* [The exercise] Please return the full listing below without altering anything.

(Extracted data entries)

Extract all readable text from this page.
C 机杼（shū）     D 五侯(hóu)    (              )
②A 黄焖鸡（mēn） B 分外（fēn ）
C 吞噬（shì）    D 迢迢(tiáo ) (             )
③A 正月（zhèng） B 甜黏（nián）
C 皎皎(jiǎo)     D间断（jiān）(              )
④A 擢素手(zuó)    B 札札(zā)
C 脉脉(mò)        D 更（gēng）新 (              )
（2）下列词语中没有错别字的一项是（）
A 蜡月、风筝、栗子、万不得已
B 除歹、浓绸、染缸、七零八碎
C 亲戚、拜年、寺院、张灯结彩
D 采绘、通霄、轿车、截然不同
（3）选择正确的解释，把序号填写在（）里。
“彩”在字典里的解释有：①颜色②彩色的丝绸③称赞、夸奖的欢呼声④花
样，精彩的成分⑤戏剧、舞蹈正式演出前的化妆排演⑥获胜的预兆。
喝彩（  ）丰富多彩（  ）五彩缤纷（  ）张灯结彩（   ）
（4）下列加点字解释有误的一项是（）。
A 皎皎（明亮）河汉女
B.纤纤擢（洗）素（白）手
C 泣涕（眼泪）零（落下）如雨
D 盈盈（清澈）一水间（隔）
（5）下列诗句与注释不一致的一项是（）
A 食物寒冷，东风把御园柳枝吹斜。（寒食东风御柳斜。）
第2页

* [Answer below]
Extract all readable text from this page.
C 机杼（shū）     D 五侯(hóu)    (              )
②A 黄焖鸡（mēn） B 分外（fēn ）
C 吞噬（shì）    D 迢迢(tiáo ) (             )
③A 正月（zhèng） B 甜黏（nián）
C 皎皎(jiǎo)     D间断（jiān）(              )
④A 擢素手(zuó)    B 札札(zā)
C 脉脉(mò)        D 更（gēng）新 (              )
（2）下列词语中没有错别字的一项是（）
A 蜡月、风筝、栗子、万不得已
B 除歹、浓绸、染缸、七零八碎
C 亲戚、拜年、寺院、张灯结彩
D 采绘、通霄、轿车、截然不同
（3）选择正确的解释，把序号填写在（）里。
“彩”在字典里的解释有：①颜色②彩色的丝绸③称赞、夸奖的欢呼声④花
样，精彩的成分⑤戏剧、舞蹈正式演出前的化妆排演⑥获胜的预兆。
喝彩（  ）丰富多彩（  ）五彩缤纷（  ）张灯结彩（   ）
（4）下列加点字解释有误的一项是（）。
A 皎皎（明亮）河汉女
B.纤纤擢（洗）素（白）手
C 泣涕（眼泪）零（落下）如雨
D 盈盈（清澈）一水间（隔）
（5）下列诗句与注释不一致的一项是（）
A 食物寒冷，东风把御园柳枝吹斜。（寒食东风御柳斜。）
第2页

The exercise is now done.